* _Your instructions_
Search the records for "away" and copy each line that holds it.

* _Given records_
* * * * * * * * *

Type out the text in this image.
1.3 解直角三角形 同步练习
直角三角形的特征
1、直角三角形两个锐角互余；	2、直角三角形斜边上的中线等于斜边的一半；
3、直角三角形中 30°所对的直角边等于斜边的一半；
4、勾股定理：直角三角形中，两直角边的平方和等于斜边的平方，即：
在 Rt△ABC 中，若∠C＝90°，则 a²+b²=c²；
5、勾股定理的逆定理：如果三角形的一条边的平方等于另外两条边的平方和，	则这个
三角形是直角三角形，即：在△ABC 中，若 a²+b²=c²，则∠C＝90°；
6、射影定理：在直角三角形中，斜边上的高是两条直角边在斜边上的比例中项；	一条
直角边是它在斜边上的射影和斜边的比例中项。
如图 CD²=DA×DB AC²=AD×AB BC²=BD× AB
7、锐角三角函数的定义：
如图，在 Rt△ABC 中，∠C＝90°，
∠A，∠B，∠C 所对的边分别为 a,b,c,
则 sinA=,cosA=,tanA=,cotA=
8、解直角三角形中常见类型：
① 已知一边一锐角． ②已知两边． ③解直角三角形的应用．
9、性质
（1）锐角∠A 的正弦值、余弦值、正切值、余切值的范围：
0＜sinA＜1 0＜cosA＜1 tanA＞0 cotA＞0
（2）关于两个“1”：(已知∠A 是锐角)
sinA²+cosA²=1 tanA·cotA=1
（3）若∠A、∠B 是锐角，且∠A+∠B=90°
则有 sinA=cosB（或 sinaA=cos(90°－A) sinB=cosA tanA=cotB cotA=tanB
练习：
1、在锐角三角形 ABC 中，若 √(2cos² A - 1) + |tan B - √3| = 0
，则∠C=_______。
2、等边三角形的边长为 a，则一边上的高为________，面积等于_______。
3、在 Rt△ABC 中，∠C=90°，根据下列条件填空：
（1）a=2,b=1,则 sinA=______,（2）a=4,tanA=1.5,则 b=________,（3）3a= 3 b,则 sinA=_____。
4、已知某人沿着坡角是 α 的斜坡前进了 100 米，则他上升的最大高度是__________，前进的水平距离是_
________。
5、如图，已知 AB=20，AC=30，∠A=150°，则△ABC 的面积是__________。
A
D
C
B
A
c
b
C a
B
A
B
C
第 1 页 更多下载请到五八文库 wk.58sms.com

* * * * * * * * *

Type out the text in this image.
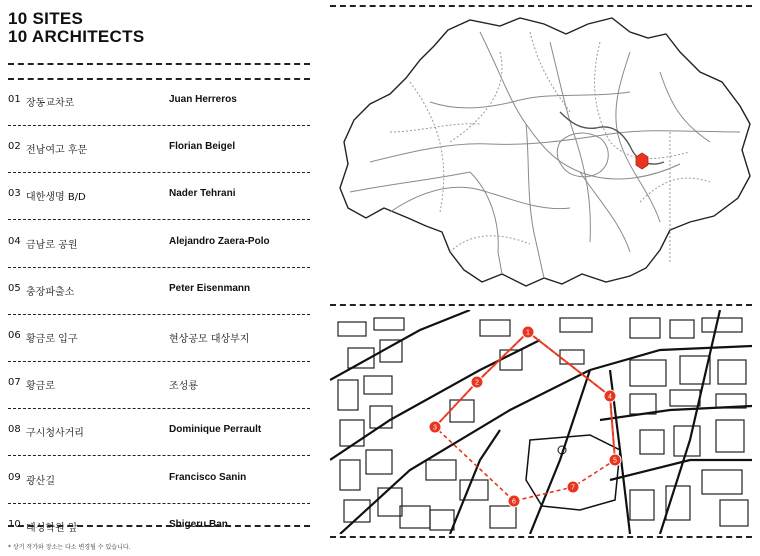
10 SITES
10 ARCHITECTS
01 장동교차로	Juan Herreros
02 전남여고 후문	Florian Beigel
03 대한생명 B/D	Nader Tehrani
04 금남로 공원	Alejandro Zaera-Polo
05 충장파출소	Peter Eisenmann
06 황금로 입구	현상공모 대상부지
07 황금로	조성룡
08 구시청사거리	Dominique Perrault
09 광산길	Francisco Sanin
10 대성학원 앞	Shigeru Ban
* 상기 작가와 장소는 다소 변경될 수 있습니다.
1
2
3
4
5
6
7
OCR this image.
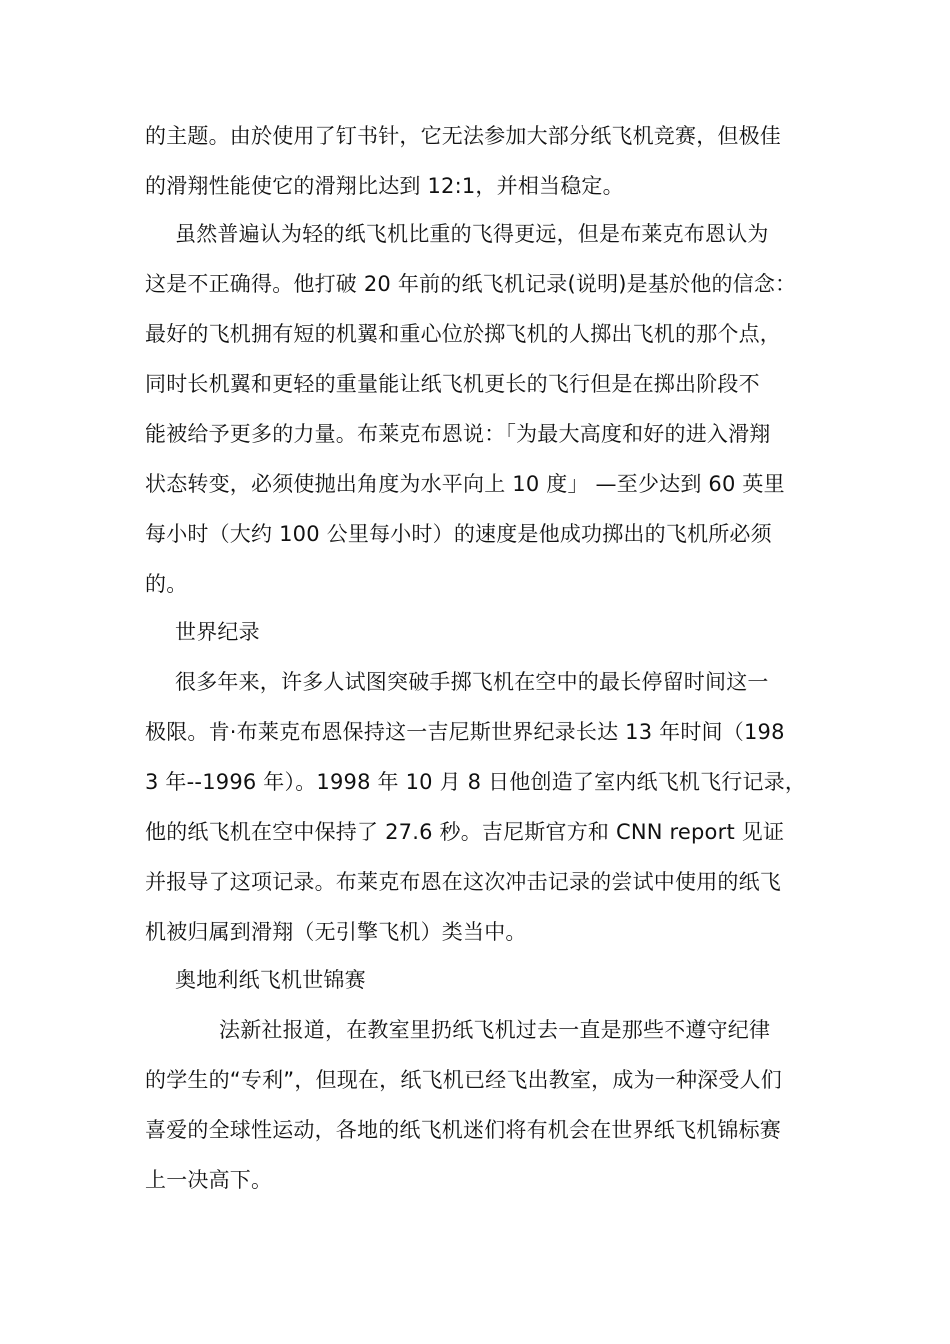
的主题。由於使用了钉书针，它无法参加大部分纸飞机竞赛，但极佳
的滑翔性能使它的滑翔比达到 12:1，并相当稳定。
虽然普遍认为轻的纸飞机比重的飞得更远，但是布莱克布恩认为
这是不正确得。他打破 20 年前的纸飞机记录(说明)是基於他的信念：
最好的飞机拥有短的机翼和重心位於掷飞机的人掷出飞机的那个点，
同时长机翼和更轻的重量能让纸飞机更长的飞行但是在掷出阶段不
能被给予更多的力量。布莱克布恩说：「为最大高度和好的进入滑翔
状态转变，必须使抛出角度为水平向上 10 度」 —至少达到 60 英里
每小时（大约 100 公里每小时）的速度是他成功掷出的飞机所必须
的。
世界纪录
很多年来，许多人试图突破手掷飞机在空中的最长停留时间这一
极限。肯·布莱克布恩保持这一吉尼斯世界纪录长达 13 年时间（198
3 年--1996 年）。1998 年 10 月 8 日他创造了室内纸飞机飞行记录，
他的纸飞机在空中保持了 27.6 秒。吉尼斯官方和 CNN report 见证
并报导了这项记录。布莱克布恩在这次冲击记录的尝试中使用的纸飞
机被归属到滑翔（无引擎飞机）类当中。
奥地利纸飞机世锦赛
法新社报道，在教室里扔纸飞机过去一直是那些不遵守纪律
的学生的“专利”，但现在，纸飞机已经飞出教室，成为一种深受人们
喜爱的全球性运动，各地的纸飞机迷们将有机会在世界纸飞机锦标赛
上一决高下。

* * * * * * * * *

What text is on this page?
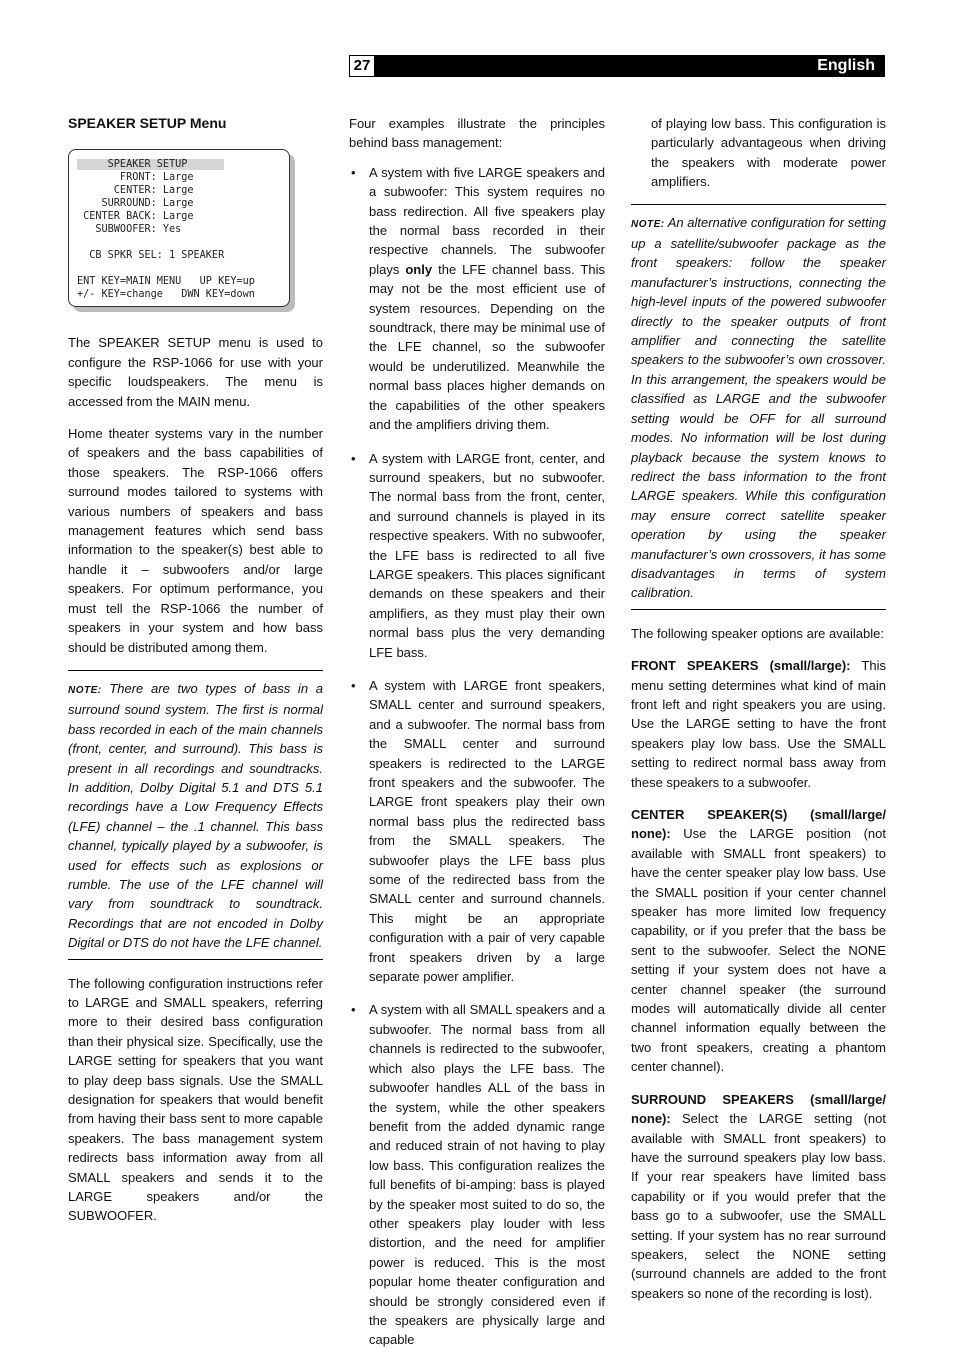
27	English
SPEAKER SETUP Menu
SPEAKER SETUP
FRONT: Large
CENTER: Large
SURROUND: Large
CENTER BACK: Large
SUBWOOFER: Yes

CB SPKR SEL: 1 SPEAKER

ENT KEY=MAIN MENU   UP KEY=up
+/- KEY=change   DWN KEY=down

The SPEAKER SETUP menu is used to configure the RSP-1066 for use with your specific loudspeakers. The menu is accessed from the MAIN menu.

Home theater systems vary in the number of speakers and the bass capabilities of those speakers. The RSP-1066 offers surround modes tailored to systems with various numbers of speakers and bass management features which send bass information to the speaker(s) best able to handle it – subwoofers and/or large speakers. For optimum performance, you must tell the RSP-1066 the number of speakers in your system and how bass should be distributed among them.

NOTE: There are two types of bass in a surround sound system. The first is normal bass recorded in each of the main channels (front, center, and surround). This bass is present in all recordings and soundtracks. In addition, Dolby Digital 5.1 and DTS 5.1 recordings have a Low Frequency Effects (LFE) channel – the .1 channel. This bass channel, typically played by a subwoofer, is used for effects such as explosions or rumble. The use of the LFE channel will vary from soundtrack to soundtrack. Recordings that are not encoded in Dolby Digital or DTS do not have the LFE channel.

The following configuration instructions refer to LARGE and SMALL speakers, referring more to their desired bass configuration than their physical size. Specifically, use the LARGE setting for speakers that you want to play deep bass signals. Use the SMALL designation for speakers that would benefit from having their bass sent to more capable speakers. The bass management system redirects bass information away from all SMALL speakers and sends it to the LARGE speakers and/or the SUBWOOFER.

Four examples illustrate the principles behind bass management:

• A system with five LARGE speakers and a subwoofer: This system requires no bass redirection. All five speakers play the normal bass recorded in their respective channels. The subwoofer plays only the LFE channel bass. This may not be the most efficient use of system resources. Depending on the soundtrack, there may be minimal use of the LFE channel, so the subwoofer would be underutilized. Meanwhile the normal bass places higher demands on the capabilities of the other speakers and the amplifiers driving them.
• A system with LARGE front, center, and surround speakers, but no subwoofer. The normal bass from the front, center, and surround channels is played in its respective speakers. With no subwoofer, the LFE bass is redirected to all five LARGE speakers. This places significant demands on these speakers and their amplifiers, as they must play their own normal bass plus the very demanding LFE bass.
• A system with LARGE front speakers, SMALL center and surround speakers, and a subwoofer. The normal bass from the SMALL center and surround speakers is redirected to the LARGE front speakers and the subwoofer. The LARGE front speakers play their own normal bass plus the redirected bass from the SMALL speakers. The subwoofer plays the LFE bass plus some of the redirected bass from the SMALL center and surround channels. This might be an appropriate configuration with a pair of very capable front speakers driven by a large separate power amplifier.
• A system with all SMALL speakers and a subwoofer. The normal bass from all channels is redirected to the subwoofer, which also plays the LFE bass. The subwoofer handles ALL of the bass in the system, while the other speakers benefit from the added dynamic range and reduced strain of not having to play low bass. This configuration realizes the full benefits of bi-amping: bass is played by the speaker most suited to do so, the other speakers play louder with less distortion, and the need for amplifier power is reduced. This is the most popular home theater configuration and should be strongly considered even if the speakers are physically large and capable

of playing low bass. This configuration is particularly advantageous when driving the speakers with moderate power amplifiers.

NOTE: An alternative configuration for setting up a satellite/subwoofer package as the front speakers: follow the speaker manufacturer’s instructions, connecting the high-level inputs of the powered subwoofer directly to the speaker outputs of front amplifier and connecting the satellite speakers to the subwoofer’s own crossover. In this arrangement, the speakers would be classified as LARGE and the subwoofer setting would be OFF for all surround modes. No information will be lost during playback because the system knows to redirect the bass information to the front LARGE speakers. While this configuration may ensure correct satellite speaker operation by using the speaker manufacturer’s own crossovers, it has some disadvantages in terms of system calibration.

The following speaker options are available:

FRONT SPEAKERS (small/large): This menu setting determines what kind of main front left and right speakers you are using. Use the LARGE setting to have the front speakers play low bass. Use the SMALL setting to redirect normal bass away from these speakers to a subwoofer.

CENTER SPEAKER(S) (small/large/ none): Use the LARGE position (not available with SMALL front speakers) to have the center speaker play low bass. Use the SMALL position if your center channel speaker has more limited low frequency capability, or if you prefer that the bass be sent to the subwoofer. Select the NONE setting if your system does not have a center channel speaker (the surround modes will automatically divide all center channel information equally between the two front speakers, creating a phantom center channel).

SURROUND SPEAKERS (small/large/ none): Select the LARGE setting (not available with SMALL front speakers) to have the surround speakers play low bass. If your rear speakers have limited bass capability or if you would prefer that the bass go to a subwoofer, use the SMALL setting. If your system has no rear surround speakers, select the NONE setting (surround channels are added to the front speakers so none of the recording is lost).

* * * * * * * * *

* _Task response_
The following configuration instructions refer to LARGE and SMALL speakers, referring more to their desired bass configuration than their physical size. Specifically, use the LARGE setting for speakers that you want to play deep bass signals. Use the SMALL designation for speakers that would benefit from having their bass sent to more capable speakers. The bass management system redirects bass information away from all SMALL speakers and sends it to the LARGE speakers and/or the SUBWOOFER.
FRONT SPEAKERS (small/large): This menu setting determines what kind of main front left and right speakers you are using. Use the LARGE setting to have the front speakers play low bass. Use the SMALL setting to redirect normal bass away from these speakers to a subwoofer.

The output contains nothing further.